Raw records:
■ ■ ■ ■ ■ ■ ■

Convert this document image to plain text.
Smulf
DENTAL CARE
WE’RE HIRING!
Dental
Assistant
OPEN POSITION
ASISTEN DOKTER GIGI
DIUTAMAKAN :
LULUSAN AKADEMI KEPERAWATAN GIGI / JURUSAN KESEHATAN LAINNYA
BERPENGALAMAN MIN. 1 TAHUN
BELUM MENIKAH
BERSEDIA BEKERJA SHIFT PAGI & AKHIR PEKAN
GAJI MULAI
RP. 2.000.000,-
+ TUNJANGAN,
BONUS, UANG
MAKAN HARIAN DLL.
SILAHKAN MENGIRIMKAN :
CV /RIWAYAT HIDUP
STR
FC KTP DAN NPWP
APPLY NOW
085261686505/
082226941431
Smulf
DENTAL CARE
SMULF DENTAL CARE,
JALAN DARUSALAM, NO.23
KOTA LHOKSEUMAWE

■ ■ ■ ■ ■ ■ ■

* _What is required_
Please restate the records in full, word for word.

* _Reply to the exercise_
Convert this document image to plain text.
Smulf
DENTAL CARE
WE’RE HIRING!
Dental
Assistant
OPEN POSITION
ASISTEN DOKTER GIGI
DIUTAMAKAN :
LULUSAN AKADEMI KEPERAWATAN GIGI / JURUSAN KESEHATAN LAINNYA
BERPENGALAMAN MIN. 1 TAHUN
BELUM MENIKAH
BERSEDIA BEKERJA SHIFT PAGI & AKHIR PEKAN
GAJI MULAI
RP. 2.000.000,-
+ TUNJANGAN,
BONUS, UANG
MAKAN HARIAN DLL.
SILAHKAN MENGIRIMKAN :
CV /RIWAYAT HIDUP
STR
FC KTP DAN NPWP
APPLY NOW
085261686505/
082226941431
Smulf
DENTAL CARE
SMULF DENTAL CARE,
JALAN DARUSALAM, NO.23
KOTA LHOKSEUMAWE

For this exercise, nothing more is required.